### Task
Take from the listing each line that has the string "Pine".

### Records provided
========

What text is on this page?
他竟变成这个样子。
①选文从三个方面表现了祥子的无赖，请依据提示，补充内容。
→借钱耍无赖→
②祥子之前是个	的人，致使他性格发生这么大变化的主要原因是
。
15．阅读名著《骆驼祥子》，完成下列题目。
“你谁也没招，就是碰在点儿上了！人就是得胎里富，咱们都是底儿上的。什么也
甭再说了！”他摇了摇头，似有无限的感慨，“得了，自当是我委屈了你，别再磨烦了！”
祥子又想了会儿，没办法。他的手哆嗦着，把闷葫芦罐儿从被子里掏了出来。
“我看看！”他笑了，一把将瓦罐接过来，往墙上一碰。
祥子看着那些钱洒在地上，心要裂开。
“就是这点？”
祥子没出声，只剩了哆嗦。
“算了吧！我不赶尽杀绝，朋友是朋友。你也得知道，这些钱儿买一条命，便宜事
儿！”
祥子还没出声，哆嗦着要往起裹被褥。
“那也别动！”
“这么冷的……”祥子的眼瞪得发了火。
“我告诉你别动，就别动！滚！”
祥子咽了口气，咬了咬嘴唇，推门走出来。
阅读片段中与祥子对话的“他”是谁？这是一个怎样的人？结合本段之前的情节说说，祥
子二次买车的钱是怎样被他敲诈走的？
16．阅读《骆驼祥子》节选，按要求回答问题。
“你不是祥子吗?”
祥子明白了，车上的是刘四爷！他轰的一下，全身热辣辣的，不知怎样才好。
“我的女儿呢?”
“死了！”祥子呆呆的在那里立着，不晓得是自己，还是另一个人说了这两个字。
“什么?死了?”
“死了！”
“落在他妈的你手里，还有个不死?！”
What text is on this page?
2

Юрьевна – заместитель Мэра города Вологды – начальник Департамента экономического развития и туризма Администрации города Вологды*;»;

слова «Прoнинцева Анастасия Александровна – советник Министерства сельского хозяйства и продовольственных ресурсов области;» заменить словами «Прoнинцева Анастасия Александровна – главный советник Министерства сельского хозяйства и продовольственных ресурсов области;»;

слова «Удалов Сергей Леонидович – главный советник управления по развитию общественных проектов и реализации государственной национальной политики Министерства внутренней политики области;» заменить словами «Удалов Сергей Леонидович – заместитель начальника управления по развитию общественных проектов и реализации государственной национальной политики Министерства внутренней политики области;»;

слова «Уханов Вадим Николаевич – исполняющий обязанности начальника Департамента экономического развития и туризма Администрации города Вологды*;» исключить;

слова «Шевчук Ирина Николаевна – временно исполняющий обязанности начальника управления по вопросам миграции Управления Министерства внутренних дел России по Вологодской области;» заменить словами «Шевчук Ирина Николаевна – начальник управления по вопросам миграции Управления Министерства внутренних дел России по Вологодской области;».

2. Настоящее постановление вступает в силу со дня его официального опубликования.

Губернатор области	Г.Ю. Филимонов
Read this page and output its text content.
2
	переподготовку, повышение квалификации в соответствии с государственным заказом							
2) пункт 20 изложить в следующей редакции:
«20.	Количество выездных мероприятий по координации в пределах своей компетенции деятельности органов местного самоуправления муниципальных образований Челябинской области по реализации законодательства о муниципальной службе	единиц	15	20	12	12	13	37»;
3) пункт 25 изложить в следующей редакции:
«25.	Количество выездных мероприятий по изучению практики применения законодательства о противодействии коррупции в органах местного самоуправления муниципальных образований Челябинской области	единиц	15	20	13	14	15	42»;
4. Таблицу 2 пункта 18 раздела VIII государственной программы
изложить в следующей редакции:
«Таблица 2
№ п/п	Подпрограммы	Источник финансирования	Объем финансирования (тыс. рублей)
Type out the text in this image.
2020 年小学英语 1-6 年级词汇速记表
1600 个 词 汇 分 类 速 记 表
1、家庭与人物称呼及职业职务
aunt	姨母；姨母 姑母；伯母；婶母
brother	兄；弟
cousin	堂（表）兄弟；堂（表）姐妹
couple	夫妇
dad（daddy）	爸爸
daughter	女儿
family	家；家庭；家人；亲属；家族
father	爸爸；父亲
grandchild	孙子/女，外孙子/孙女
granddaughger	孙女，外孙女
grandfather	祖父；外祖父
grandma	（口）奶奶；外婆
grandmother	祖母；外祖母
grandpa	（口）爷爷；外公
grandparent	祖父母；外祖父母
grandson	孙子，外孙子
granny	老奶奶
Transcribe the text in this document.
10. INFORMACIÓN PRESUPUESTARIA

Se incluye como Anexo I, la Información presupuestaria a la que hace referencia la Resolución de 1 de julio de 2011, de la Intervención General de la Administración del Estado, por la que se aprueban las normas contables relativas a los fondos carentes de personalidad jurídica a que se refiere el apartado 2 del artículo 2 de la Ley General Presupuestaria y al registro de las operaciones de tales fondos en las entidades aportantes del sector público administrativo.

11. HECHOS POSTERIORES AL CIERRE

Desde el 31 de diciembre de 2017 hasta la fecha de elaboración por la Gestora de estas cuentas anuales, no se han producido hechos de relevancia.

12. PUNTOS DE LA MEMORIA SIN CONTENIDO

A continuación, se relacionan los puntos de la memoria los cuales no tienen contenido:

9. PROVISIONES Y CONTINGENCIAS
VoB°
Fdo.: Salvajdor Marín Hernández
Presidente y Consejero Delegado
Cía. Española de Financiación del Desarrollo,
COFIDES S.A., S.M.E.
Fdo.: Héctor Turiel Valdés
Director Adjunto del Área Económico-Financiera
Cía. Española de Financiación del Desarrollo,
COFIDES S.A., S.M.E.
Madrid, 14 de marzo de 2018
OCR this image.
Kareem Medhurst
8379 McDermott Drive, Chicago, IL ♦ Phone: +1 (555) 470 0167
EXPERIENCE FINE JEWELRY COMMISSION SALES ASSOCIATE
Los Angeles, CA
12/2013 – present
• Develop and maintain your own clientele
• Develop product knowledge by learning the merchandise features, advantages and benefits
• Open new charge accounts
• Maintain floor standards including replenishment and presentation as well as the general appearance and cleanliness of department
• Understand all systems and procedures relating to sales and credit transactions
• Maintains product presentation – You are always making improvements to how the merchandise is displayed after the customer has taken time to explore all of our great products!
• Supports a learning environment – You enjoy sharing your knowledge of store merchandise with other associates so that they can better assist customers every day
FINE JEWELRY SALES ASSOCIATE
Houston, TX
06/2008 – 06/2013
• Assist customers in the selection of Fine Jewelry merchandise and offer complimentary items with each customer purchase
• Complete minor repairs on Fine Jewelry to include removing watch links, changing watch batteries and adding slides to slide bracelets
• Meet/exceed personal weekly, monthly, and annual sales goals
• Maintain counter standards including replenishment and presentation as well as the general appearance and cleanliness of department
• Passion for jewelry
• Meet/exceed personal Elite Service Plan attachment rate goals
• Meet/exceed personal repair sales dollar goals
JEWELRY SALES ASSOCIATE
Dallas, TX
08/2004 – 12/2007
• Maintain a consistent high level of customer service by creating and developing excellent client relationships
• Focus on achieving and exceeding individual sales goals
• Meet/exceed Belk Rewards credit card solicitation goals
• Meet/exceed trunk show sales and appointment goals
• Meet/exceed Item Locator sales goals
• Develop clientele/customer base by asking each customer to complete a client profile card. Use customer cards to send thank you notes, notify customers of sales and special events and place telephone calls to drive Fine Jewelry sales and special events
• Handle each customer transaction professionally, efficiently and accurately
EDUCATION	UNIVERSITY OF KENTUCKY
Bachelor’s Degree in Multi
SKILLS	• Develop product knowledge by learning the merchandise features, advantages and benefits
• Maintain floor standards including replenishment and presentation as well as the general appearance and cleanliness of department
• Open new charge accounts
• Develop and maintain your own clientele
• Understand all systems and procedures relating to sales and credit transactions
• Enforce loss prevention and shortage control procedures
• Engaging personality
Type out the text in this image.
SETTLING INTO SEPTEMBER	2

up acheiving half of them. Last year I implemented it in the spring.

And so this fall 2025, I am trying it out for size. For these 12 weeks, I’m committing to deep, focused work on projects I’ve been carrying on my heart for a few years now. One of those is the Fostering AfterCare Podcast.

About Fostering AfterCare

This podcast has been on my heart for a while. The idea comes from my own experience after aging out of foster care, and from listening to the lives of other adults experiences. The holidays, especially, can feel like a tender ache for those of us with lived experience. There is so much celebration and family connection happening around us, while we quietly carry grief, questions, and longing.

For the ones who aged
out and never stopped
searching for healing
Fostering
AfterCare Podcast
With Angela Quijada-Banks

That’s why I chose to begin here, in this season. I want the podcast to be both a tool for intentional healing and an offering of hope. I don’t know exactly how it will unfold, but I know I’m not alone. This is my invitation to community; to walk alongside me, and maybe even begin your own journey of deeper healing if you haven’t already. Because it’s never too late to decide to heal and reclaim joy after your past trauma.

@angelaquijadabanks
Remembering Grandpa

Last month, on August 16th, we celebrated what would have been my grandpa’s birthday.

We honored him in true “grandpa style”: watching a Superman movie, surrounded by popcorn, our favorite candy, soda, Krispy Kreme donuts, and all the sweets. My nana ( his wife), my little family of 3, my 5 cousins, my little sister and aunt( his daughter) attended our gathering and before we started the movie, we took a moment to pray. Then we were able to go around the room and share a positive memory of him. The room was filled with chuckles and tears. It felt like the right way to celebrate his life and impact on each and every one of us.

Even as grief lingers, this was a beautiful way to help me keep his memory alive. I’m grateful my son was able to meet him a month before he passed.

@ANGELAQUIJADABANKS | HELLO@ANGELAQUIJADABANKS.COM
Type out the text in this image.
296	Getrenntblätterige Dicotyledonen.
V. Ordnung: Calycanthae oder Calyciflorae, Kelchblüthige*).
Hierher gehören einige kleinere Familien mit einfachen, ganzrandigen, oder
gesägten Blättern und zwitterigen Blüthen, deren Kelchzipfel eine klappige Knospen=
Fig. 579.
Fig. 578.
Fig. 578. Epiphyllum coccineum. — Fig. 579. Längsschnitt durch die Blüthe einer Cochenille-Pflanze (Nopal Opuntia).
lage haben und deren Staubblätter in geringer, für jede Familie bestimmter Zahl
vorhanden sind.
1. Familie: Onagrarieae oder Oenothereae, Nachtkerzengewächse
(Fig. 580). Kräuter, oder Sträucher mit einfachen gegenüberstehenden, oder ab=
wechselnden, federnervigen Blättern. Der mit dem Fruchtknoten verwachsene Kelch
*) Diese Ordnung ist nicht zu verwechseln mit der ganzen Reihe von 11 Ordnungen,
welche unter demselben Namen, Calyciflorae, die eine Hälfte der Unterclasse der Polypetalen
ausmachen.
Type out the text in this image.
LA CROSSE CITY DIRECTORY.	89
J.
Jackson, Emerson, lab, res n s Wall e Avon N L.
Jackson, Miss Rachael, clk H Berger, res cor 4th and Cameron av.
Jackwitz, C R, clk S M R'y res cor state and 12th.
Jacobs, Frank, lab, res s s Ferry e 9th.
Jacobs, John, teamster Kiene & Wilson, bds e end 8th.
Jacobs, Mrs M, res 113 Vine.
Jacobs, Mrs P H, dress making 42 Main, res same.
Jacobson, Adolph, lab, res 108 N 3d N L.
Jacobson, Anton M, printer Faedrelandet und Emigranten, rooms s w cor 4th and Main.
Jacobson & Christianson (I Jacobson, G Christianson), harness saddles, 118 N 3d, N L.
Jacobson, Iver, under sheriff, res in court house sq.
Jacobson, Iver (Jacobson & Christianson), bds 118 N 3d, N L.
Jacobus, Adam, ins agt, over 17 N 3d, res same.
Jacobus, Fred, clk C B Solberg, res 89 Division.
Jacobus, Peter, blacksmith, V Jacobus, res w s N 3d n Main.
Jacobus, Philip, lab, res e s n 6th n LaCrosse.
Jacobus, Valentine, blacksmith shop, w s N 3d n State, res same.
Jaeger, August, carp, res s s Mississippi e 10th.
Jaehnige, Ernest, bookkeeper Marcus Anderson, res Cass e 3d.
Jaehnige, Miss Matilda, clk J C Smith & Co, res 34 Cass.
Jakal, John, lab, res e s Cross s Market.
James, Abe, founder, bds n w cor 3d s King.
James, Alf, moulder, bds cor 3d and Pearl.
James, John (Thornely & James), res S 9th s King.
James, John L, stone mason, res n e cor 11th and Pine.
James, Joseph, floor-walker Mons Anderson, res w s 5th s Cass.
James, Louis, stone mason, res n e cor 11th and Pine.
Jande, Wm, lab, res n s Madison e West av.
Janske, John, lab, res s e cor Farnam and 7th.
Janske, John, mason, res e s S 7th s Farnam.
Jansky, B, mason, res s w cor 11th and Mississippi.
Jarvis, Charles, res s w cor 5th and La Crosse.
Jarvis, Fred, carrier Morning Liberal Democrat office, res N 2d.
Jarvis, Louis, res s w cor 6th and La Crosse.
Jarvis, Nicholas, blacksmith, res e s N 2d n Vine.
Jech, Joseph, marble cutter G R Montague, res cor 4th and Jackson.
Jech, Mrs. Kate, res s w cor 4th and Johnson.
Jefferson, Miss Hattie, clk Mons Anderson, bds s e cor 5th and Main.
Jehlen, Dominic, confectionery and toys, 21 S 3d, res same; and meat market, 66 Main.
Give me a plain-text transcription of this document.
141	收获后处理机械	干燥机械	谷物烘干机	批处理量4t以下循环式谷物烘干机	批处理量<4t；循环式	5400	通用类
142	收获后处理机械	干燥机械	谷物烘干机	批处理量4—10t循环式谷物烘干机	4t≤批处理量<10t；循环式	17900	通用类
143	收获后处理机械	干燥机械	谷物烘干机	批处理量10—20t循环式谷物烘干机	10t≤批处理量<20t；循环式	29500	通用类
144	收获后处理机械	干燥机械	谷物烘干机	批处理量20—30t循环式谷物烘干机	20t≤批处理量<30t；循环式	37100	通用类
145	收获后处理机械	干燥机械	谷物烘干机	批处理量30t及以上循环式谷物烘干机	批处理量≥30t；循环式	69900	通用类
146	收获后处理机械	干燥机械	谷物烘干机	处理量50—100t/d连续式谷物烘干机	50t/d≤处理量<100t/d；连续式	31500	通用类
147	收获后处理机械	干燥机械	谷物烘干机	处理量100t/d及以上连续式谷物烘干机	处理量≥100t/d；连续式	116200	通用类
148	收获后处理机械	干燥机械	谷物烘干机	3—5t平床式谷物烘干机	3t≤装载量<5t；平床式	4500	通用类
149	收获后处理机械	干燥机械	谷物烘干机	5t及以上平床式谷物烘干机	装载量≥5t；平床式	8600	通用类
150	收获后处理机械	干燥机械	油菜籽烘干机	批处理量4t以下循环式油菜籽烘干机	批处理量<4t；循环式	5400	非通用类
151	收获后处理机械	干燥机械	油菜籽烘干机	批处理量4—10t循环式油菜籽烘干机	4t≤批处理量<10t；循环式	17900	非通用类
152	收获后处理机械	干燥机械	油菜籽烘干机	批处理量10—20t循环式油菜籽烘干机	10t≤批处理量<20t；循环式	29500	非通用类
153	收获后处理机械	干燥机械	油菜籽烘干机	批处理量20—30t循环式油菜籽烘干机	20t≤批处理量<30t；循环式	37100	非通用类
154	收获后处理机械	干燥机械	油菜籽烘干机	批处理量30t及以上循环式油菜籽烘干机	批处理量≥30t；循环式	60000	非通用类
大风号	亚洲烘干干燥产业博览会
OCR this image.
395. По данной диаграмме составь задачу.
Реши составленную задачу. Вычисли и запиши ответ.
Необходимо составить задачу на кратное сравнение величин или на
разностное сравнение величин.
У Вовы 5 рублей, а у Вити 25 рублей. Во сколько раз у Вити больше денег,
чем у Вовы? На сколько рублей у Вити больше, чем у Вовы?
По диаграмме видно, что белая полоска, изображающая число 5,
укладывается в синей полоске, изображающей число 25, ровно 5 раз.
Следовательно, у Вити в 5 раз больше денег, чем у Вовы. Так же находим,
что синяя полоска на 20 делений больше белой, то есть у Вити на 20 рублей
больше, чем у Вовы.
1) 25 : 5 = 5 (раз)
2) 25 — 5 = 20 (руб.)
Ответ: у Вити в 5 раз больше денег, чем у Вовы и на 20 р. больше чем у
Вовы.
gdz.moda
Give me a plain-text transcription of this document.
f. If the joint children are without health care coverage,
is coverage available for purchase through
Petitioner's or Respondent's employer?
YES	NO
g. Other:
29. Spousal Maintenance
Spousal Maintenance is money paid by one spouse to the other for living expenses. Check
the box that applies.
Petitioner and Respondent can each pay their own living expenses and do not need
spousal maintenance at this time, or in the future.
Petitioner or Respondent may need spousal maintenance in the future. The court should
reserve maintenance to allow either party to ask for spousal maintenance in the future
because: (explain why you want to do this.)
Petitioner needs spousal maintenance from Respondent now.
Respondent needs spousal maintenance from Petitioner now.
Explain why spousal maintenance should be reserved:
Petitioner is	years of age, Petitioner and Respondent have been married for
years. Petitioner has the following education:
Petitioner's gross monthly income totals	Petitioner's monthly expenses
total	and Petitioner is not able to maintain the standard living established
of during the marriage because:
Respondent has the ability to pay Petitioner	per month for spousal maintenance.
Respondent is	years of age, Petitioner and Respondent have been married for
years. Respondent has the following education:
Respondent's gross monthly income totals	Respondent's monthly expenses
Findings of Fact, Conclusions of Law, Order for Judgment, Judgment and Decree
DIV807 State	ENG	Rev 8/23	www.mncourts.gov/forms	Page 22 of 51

========

### Result of this exercise
James, John L, stone mason, res n e cor 11th and Pine.
James, Louis, stone mason, res n e cor 11th and Pine.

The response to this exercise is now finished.